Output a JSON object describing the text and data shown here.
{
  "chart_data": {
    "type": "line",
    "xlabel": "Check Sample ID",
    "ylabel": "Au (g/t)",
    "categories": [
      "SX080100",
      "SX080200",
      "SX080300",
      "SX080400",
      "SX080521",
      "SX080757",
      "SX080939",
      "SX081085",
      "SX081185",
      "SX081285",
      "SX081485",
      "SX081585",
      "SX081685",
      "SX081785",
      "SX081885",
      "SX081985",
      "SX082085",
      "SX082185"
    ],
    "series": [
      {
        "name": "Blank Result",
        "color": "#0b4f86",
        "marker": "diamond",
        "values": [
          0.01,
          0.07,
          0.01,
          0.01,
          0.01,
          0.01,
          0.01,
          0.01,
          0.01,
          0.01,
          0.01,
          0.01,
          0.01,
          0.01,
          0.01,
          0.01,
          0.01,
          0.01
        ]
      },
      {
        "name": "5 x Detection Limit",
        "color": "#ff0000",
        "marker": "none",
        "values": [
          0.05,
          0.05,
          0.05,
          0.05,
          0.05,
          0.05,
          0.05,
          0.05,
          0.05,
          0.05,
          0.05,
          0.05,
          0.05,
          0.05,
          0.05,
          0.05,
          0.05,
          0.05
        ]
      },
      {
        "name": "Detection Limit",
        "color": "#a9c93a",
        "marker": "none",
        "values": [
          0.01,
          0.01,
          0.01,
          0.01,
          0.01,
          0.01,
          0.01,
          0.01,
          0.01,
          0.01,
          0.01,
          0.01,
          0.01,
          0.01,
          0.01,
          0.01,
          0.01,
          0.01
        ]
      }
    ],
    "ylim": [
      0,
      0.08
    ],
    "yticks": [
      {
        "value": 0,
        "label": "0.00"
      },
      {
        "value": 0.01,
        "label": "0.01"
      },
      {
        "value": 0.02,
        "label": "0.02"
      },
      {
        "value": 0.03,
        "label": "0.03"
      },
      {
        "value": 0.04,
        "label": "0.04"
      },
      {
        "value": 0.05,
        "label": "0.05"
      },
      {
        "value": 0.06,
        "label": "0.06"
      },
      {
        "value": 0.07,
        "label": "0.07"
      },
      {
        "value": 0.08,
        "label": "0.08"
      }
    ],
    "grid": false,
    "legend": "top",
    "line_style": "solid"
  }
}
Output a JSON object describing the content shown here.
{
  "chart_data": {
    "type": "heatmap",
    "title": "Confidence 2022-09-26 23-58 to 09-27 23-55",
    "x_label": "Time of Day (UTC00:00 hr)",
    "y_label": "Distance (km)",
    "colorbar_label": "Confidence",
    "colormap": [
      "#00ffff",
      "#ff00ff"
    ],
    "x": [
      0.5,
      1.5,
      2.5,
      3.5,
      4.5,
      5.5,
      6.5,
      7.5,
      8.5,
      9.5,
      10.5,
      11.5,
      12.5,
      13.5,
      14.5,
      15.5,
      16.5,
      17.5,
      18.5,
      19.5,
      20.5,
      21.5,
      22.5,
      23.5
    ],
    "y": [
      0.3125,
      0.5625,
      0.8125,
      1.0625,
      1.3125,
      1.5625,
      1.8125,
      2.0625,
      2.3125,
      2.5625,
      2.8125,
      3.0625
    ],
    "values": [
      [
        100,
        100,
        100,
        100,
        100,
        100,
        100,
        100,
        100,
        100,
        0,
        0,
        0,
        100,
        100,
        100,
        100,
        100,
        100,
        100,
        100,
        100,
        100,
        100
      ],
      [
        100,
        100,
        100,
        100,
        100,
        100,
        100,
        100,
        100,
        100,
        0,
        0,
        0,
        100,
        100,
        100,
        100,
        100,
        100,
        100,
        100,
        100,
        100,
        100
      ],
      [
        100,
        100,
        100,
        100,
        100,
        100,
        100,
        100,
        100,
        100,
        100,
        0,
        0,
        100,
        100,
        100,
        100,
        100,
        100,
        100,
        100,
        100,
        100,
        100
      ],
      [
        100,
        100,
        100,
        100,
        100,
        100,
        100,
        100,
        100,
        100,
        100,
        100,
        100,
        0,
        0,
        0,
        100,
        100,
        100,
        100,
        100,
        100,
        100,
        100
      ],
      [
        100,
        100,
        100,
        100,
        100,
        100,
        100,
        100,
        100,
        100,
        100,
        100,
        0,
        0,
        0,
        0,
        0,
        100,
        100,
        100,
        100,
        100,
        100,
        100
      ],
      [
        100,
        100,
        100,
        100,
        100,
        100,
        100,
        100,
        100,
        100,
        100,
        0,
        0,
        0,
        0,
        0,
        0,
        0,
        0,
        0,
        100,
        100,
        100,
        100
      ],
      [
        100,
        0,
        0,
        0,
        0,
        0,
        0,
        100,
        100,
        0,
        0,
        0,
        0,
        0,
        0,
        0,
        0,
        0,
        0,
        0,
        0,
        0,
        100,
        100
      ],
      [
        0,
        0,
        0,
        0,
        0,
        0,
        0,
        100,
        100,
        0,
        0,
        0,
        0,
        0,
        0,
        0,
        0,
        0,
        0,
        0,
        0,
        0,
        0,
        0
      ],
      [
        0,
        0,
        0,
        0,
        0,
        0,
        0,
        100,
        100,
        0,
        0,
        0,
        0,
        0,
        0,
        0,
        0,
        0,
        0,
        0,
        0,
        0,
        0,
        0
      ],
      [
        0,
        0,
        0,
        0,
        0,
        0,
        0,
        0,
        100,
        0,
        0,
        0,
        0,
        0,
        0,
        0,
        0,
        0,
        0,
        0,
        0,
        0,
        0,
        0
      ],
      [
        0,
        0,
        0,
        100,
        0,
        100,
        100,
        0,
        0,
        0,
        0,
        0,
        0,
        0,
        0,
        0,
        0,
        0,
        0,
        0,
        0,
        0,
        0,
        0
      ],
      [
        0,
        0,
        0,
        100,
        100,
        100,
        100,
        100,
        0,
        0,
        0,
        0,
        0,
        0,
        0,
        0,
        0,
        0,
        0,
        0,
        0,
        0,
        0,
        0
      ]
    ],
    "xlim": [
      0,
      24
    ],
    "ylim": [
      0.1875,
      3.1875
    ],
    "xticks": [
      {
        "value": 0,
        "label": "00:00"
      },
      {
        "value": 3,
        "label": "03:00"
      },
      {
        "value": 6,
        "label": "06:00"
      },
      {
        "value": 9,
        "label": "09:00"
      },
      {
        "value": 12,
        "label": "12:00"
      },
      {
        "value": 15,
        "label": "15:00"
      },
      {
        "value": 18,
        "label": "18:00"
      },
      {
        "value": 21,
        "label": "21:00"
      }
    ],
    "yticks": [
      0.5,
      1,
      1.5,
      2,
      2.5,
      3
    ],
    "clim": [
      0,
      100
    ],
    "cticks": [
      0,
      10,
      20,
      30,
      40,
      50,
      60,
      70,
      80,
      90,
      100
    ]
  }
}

**Problem to work on**
Reply with nothing but the number of lines in the data above that contain "here".

**Solution for this problem**
2